Figure contents as structured data:
--- Begin ---

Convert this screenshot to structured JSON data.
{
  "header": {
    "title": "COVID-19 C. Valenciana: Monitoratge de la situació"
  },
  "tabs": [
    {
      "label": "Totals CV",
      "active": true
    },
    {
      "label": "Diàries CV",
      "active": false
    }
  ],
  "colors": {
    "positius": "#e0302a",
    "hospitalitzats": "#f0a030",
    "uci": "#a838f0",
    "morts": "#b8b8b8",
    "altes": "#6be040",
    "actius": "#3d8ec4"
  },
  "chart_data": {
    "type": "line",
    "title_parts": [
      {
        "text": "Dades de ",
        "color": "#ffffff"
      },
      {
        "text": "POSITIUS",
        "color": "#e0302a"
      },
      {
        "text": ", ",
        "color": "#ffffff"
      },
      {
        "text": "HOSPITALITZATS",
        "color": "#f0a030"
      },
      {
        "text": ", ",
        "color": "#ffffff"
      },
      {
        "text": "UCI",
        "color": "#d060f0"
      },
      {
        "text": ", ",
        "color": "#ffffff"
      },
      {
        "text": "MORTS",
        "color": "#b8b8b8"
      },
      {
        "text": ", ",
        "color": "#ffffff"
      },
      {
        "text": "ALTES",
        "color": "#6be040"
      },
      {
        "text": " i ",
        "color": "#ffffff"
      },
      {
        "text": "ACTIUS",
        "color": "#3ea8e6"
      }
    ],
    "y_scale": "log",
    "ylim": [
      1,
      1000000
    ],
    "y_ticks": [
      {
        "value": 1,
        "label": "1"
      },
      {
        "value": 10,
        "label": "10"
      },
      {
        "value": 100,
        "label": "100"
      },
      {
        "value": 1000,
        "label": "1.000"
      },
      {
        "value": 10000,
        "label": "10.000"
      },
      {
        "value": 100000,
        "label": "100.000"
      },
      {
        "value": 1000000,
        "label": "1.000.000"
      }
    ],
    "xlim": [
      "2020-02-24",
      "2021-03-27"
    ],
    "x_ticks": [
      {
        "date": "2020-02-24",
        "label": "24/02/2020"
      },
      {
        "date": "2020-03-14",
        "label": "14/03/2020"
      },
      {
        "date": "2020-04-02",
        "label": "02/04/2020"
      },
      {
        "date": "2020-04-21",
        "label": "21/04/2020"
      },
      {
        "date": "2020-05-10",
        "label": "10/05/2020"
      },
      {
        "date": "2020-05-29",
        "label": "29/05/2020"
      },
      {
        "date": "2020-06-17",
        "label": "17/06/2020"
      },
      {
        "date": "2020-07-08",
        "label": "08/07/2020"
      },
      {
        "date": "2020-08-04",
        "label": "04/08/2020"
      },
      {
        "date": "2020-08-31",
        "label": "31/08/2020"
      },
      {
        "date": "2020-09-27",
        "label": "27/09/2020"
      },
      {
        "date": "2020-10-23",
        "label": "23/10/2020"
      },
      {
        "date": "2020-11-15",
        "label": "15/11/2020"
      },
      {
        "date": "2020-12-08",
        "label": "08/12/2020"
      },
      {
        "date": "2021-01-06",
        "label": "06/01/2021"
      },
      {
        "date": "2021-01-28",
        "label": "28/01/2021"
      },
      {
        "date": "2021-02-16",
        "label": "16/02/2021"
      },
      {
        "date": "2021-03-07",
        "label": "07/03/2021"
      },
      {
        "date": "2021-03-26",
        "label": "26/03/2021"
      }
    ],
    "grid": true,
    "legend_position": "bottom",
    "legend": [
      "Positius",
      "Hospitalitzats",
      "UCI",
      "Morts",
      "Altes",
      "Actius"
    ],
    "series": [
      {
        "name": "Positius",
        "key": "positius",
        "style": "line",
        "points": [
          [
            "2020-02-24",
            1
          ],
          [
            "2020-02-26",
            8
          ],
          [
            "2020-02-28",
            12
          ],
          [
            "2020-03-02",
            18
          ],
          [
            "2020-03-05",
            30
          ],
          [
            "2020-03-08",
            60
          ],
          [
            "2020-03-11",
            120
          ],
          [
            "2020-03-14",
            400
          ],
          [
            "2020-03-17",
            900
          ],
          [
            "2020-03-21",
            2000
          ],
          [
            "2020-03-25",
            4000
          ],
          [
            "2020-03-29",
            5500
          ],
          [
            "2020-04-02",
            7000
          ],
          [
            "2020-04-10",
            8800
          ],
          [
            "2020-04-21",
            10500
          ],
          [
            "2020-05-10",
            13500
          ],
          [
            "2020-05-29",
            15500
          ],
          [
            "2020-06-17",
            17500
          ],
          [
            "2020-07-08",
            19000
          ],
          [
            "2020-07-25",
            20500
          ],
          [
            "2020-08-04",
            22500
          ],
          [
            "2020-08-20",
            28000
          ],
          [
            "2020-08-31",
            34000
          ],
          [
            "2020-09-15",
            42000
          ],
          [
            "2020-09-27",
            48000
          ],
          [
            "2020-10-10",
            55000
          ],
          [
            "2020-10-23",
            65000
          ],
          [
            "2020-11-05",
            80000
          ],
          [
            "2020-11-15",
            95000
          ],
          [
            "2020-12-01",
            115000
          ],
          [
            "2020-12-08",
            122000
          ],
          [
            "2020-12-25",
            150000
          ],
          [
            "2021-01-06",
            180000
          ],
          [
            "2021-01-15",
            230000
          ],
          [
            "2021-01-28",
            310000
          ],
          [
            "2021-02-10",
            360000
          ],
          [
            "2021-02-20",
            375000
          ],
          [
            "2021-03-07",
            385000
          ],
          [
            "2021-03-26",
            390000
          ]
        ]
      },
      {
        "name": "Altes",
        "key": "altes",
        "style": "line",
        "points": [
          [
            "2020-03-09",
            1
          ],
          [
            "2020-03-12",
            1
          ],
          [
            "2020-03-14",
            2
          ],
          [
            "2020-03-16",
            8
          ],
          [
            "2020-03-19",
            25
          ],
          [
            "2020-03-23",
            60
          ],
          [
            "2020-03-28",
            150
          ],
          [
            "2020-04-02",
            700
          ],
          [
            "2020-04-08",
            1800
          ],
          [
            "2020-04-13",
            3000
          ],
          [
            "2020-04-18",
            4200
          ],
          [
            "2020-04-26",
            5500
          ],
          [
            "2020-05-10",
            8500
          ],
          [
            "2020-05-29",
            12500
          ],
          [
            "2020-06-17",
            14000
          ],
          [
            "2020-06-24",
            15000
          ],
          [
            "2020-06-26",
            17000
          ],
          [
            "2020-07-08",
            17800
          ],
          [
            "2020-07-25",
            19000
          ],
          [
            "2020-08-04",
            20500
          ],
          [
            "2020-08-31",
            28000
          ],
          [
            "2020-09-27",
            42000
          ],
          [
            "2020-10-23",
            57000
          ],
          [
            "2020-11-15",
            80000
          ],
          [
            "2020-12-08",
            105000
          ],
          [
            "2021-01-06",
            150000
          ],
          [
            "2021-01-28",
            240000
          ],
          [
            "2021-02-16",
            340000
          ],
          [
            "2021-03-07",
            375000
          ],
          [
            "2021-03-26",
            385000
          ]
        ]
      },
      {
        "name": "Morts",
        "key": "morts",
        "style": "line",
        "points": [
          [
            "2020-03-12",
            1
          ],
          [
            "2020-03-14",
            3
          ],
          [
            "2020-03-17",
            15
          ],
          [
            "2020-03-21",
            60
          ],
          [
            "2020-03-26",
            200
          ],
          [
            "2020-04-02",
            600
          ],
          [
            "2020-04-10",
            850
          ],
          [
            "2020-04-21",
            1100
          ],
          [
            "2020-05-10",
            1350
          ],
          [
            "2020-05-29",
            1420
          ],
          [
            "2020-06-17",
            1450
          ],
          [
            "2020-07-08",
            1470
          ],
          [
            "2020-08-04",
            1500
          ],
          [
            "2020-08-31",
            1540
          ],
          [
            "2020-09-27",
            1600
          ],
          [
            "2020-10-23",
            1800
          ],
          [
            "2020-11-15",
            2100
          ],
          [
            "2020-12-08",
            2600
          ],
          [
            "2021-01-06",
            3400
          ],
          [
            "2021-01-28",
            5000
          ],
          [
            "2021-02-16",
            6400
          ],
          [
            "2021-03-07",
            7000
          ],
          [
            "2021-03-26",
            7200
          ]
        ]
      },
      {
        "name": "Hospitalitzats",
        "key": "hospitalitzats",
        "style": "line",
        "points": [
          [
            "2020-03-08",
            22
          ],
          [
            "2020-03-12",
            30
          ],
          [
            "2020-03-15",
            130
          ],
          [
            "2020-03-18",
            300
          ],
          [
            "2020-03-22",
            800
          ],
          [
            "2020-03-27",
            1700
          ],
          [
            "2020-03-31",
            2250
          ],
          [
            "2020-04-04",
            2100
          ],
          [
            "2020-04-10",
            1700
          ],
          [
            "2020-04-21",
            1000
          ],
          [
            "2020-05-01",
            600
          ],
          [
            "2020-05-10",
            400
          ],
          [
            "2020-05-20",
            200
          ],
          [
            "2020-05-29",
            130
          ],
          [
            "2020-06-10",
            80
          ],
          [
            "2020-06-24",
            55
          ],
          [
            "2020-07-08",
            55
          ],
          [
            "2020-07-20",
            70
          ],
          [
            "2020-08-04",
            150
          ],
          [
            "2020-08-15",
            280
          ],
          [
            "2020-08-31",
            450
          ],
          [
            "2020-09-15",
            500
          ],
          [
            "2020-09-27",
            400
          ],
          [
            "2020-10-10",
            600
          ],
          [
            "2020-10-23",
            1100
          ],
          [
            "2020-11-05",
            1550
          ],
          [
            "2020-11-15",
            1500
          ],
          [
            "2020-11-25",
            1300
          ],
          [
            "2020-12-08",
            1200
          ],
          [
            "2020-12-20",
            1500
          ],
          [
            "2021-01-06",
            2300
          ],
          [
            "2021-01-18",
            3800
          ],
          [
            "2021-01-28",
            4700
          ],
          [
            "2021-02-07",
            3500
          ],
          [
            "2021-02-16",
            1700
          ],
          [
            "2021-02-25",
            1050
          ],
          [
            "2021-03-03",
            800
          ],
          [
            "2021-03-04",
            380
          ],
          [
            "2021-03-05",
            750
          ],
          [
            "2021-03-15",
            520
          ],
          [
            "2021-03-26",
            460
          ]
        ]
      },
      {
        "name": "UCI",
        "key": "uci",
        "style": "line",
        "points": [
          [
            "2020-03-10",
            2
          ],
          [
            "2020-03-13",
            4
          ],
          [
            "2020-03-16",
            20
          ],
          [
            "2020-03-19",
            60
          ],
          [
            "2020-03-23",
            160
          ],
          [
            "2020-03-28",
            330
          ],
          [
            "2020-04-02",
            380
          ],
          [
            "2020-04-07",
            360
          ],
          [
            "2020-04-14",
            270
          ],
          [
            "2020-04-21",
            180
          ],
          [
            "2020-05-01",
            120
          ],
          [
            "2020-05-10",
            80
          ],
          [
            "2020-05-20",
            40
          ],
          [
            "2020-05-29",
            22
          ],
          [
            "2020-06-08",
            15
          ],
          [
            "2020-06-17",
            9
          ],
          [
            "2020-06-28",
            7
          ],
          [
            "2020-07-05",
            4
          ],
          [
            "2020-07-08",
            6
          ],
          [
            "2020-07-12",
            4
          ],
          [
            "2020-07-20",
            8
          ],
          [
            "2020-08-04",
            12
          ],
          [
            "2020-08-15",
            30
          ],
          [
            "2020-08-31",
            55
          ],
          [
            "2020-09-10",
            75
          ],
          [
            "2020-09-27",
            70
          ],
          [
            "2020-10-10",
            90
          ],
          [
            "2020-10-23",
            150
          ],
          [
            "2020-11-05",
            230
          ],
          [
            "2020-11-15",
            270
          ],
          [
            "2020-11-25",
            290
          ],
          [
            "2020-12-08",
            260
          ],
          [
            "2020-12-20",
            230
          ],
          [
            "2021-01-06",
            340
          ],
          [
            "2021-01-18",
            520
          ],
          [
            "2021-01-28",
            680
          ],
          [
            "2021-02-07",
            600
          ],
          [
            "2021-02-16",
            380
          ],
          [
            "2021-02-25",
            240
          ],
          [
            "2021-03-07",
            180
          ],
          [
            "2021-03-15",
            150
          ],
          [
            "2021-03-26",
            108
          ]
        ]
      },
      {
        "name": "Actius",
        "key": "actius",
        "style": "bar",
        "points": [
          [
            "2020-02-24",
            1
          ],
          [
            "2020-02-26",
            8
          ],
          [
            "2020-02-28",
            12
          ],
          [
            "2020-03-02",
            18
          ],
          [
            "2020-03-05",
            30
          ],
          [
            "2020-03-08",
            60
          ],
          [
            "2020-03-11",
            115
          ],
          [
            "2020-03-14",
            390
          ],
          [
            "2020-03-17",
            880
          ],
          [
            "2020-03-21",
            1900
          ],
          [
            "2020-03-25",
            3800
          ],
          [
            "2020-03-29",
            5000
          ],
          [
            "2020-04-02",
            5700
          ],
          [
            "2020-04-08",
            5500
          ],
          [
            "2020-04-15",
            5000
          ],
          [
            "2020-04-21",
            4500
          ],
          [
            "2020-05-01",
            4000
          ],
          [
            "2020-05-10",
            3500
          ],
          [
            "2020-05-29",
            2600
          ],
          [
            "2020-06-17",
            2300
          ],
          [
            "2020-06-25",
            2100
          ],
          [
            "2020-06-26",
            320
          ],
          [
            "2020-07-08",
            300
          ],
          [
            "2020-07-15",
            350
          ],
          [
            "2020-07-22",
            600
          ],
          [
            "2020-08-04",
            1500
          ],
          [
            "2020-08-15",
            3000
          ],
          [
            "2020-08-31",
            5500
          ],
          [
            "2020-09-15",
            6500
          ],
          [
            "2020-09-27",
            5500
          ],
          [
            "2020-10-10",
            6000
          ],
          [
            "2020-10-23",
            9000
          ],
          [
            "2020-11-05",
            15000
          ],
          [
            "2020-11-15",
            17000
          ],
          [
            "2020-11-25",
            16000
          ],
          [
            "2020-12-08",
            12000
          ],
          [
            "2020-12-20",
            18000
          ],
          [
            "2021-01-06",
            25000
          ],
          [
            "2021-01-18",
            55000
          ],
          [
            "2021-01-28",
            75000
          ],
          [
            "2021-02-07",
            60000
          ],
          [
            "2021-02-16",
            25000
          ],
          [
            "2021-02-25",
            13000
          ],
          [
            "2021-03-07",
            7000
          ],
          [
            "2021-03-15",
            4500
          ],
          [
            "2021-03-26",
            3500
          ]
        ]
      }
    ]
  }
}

--- End ---

Task brief — Check each line above for the string "name" and show the ones that have it.

Solved exercise —
        "name": "Positius",
        "name": "Altes",
        "name": "Morts",
        "name": "Hospitalitzats",
        "name": "UCI",
        "name": "Actius",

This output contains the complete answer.